● To do
Count the lines containing "atienden". Give the number alone.

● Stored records
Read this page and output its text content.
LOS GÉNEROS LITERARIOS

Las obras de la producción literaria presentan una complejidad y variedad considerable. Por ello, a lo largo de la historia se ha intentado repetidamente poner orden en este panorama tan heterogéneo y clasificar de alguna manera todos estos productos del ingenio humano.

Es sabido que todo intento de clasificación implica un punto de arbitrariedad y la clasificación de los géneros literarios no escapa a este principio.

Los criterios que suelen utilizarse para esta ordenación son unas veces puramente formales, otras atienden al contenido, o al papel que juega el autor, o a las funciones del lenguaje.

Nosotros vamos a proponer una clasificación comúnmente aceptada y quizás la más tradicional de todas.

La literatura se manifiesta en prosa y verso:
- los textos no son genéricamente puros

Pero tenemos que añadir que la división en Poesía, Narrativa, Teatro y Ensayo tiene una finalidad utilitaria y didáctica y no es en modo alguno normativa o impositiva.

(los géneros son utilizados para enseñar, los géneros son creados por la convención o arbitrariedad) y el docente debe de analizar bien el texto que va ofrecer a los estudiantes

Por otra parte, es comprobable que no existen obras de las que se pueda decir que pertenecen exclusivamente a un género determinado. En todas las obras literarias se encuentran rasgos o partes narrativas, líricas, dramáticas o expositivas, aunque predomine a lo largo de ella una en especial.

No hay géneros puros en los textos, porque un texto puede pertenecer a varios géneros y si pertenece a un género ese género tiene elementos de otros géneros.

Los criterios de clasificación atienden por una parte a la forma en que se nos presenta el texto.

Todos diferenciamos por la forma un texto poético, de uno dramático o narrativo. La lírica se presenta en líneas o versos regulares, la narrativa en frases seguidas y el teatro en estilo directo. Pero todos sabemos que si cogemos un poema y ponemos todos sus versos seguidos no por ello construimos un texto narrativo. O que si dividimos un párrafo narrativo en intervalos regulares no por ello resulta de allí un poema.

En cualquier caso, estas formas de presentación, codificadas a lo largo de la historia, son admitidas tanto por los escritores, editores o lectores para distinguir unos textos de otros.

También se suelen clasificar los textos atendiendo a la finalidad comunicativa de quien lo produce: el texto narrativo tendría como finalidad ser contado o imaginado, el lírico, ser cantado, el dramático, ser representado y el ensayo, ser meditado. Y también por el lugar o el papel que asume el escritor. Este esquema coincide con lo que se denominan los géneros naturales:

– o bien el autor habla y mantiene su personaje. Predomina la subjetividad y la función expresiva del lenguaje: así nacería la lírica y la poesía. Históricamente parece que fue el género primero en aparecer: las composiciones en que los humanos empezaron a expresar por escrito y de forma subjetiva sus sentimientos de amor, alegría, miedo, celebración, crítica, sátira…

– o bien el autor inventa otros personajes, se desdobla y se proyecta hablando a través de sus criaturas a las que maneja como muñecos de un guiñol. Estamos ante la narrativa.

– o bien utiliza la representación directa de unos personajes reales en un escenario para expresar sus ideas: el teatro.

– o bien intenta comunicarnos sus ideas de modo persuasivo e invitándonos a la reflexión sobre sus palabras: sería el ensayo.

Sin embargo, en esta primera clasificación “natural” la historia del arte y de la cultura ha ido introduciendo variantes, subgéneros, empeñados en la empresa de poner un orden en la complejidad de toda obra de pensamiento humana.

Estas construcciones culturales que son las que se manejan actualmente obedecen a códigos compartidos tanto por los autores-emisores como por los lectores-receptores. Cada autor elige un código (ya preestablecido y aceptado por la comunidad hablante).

* * *

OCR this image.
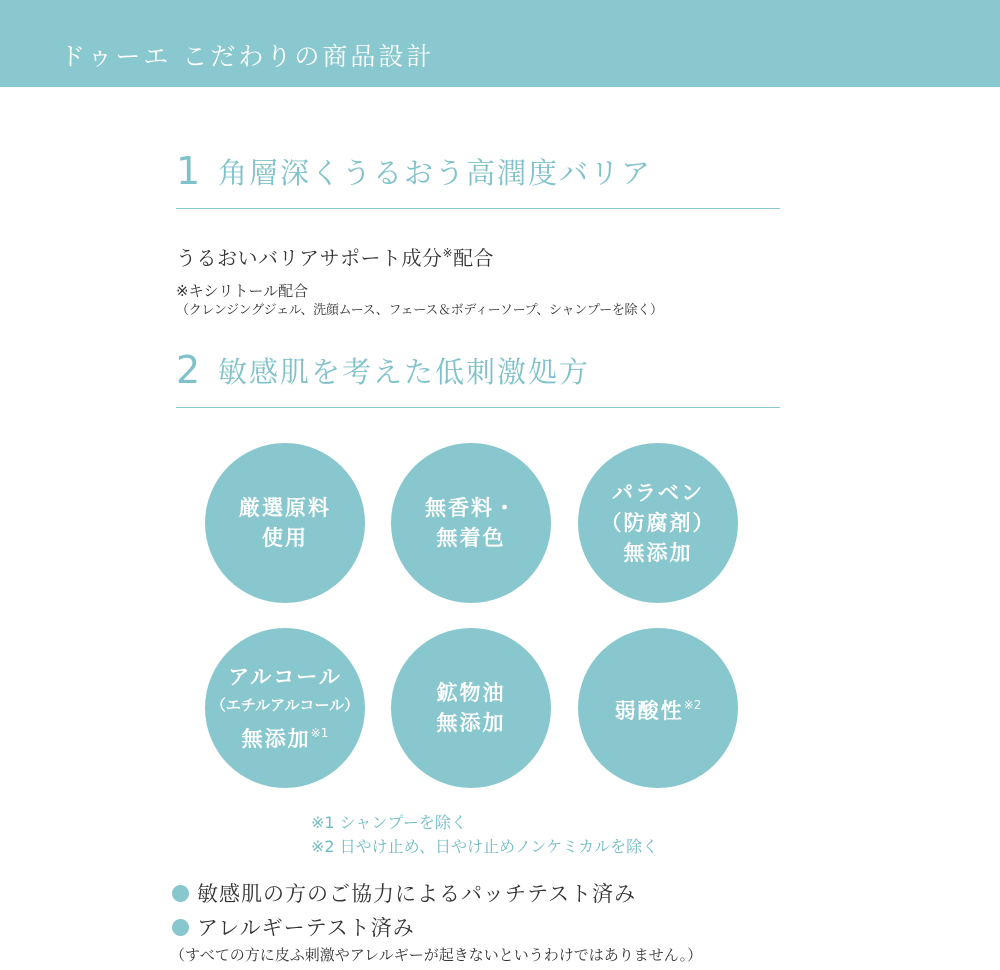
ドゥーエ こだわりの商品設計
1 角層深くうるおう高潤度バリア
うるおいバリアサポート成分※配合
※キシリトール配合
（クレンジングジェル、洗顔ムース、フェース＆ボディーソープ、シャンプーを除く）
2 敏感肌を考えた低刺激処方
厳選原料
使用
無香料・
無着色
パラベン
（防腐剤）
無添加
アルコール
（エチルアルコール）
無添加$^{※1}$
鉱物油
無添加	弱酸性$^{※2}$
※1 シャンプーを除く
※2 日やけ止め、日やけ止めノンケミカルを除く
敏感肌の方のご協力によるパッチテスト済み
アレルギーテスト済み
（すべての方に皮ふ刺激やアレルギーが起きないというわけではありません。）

● Full answer
2